Instructions to follow:
Output the material beneath this task exactly, images excluded.

Start of Entries provided

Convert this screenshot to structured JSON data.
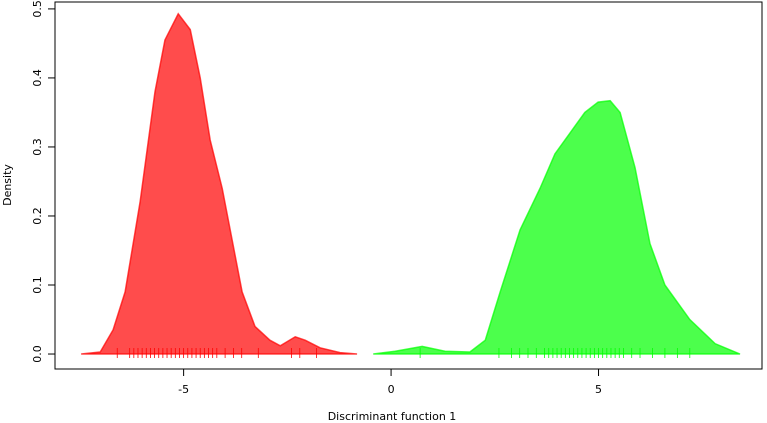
{
  "chart_data": {
    "type": "density",
    "x_label": "Discriminant function 1",
    "y_label": "Density",
    "xlim": [
      -8.1,
      8.94
    ],
    "ylim": [
      -0.0217,
      0.51
    ],
    "xticks": [
      -5,
      0,
      5
    ],
    "yticks": [
      {
        "value": 0,
        "label": "0.0"
      },
      {
        "value": 0.1,
        "label": "0.1"
      },
      {
        "value": 0.2,
        "label": "0.2"
      },
      {
        "value": 0.3,
        "label": "0.3"
      },
      {
        "value": 0.4,
        "label": "0.4"
      },
      {
        "value": 0.5,
        "label": "0.5"
      }
    ],
    "series": [
      {
        "color": "#ff0000",
        "x": [
          -7.47,
          -7.01,
          -6.7,
          -6.41,
          -6.05,
          -5.69,
          -5.45,
          -5.13,
          -4.84,
          -4.6,
          -4.36,
          -4.07,
          -3.83,
          -3.59,
          -3.28,
          -2.92,
          -2.67,
          -2.31,
          -2.07,
          -1.71,
          -1.23,
          -0.82
        ],
        "values": [
          0,
          0.003,
          0.035,
          0.09,
          0.22,
          0.38,
          0.455,
          0.493,
          0.47,
          0.4,
          0.31,
          0.24,
          0.165,
          0.09,
          0.04,
          0.02,
          0.012,
          0.025,
          0.02,
          0.009,
          0.002,
          0
        ],
        "rug": [
          -6.6,
          -6.3,
          -6.2,
          -6.1,
          -6.0,
          -5.9,
          -5.8,
          -5.7,
          -5.6,
          -5.5,
          -5.4,
          -5.3,
          -5.2,
          -5.1,
          -5.0,
          -4.9,
          -4.8,
          -4.7,
          -4.6,
          -4.5,
          -4.4,
          -4.3,
          -4.2,
          -4.0,
          -3.8,
          -3.6,
          -3.2,
          -2.4,
          -2.2,
          -1.8
        ]
      },
      {
        "color": "#00ff00",
        "x": [
          -0.43,
          0.1,
          0.75,
          1.3,
          1.9,
          2.27,
          2.63,
          3.11,
          3.59,
          3.95,
          4.31,
          4.67,
          4.99,
          5.28,
          5.52,
          5.88,
          6.24,
          6.6,
          7.2,
          7.81,
          8.41
        ],
        "values": [
          0,
          0.004,
          0.011,
          0.004,
          0.003,
          0.02,
          0.09,
          0.18,
          0.24,
          0.29,
          0.32,
          0.35,
          0.365,
          0.367,
          0.35,
          0.27,
          0.16,
          0.1,
          0.05,
          0.015,
          0
        ],
        "rug": [
          0.7,
          2.6,
          2.9,
          3.1,
          3.3,
          3.5,
          3.7,
          3.8,
          3.9,
          4.0,
          4.1,
          4.2,
          4.3,
          4.4,
          4.5,
          4.6,
          4.7,
          4.8,
          4.9,
          5.0,
          5.1,
          5.2,
          5.3,
          5.4,
          5.5,
          5.6,
          5.8,
          6.0,
          6.3,
          6.6,
          6.9,
          7.2
        ]
      }
    ]
  }
}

End of Entries provided

Correct answer:
Convert this screenshot to structured JSON data.
{
  "chart_data": {
    "type": "density",
    "x_label": "Discriminant function 1",
    "y_label": "Density",
    "xlim": [
      -8.1,
      8.94
    ],
    "ylim": [
      -0.0217,
      0.51
    ],
    "xticks": [
      -5,
      0,
      5
    ],
    "yticks": [
      {
        "value": 0,
        "label": "0.0"
      },
      {
        "value": 0.1,
        "label": "0.1"
      },
      {
        "value": 0.2,
        "label": "0.2"
      },
      {
        "value": 0.3,
        "label": "0.3"
      },
      {
        "value": 0.4,
        "label": "0.4"
      },
      {
        "value": 0.5,
        "label": "0.5"
      }
    ],
    "series": [
      {
        "color": "#ff0000",
        "x": [
          -7.47,
          -7.01,
          -6.7,
          -6.41,
          -6.05,
          -5.69,
          -5.45,
          -5.13,
          -4.84,
          -4.6,
          -4.36,
          -4.07,
          -3.83,
          -3.59,
          -3.28,
          -2.92,
          -2.67,
          -2.31,
          -2.07,
          -1.71,
          -1.23,
          -0.82
        ],
        "values": [
          0,
          0.003,
          0.035,
          0.09,
          0.22,
          0.38,
          0.455,
          0.493,
          0.47,
          0.4,
          0.31,
          0.24,
          0.165,
          0.09,
          0.04,
          0.02,
          0.012,
          0.025,
          0.02,
          0.009,
          0.002,
          0
        ],
        "rug": [
          -6.6,
          -6.3,
          -6.2,
          -6.1,
          -6.0,
          -5.9,
          -5.8,
          -5.7,
          -5.6,
          -5.5,
          -5.4,
          -5.3,
          -5.2,
          -5.1,
          -5.0,
          -4.9,
          -4.8,
          -4.7,
          -4.6,
          -4.5,
          -4.4,
          -4.3,
          -4.2,
          -4.0,
          -3.8,
          -3.6,
          -3.2,
          -2.4,
          -2.2,
          -1.8
        ]
      },
      {
        "color": "#00ff00",
        "x": [
          -0.43,
          0.1,
          0.75,
          1.3,
          1.9,
          2.27,
          2.63,
          3.11,
          3.59,
          3.95,
          4.31,
          4.67,
          4.99,
          5.28,
          5.52,
          5.88,
          6.24,
          6.6,
          7.2,
          7.81,
          8.41
        ],
        "values": [
          0,
          0.004,
          0.011,
          0.004,
          0.003,
          0.02,
          0.09,
          0.18,
          0.24,
          0.29,
          0.32,
          0.35,
          0.365,
          0.367,
          0.35,
          0.27,
          0.16,
          0.1,
          0.05,
          0.015,
          0
        ],
        "rug": [
          0.7,
          2.6,
          2.9,
          3.1,
          3.3,
          3.5,
          3.7,
          3.8,
          3.9,
          4.0,
          4.1,
          4.2,
          4.3,
          4.4,
          4.5,
          4.6,
          4.7,
          4.8,
          4.9,
          5.0,
          5.1,
          5.2,
          5.3,
          5.4,
          5.5,
          5.6,
          5.8,
          6.0,
          6.3,
          6.6,
          6.9,
          7.2
        ]
      }
    ]
  }
}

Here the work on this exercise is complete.